**ASSIGNMENT:**
When you have gone through the entries below, state how many lines include the word "toys" and write nothing else.
⁂
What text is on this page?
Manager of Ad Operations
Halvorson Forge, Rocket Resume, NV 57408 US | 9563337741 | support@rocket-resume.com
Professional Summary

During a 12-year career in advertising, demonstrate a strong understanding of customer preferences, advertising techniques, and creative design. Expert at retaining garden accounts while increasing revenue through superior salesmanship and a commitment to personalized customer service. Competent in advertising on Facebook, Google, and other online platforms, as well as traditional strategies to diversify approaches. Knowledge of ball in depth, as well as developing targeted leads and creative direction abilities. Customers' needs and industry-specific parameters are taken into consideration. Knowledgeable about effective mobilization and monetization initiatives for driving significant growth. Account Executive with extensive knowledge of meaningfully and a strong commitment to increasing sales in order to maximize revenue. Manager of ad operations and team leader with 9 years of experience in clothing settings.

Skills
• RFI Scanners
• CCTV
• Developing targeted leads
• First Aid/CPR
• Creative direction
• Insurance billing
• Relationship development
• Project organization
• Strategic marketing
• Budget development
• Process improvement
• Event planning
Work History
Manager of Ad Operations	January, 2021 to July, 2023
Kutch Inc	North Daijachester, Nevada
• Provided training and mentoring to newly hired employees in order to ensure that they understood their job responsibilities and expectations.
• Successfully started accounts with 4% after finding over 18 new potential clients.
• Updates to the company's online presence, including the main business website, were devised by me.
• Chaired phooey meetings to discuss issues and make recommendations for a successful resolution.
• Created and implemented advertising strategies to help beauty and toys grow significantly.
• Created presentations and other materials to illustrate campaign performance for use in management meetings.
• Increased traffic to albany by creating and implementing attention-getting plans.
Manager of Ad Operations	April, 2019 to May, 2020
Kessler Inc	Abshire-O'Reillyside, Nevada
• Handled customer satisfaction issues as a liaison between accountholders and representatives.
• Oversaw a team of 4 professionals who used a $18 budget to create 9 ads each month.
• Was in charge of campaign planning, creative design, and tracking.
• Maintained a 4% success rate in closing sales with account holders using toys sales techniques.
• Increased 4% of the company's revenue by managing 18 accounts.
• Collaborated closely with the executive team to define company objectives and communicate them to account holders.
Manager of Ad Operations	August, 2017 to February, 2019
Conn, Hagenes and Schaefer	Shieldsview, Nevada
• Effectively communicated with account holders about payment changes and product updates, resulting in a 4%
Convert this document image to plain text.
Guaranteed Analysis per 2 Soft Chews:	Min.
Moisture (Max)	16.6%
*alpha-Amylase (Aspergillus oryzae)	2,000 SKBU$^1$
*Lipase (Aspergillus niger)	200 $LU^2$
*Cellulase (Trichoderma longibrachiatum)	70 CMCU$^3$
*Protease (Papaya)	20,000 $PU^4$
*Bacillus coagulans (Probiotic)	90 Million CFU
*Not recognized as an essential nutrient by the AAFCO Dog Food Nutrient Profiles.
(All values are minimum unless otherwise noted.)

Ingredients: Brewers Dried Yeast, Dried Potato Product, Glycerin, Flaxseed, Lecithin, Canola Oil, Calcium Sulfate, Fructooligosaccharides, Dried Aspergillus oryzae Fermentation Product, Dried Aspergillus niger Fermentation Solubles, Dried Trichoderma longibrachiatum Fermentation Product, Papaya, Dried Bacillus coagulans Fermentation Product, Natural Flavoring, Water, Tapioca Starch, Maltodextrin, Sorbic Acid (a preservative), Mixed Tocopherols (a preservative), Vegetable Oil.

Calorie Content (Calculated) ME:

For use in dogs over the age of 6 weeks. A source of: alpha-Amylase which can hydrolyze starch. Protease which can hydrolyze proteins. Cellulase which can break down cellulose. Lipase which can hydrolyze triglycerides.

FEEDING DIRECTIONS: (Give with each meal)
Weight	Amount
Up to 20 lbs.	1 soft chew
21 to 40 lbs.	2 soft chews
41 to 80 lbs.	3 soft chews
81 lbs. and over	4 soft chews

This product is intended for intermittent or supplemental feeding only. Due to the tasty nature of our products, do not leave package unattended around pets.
⁂
**SOLUTION TO THIS PROBLEM:**
2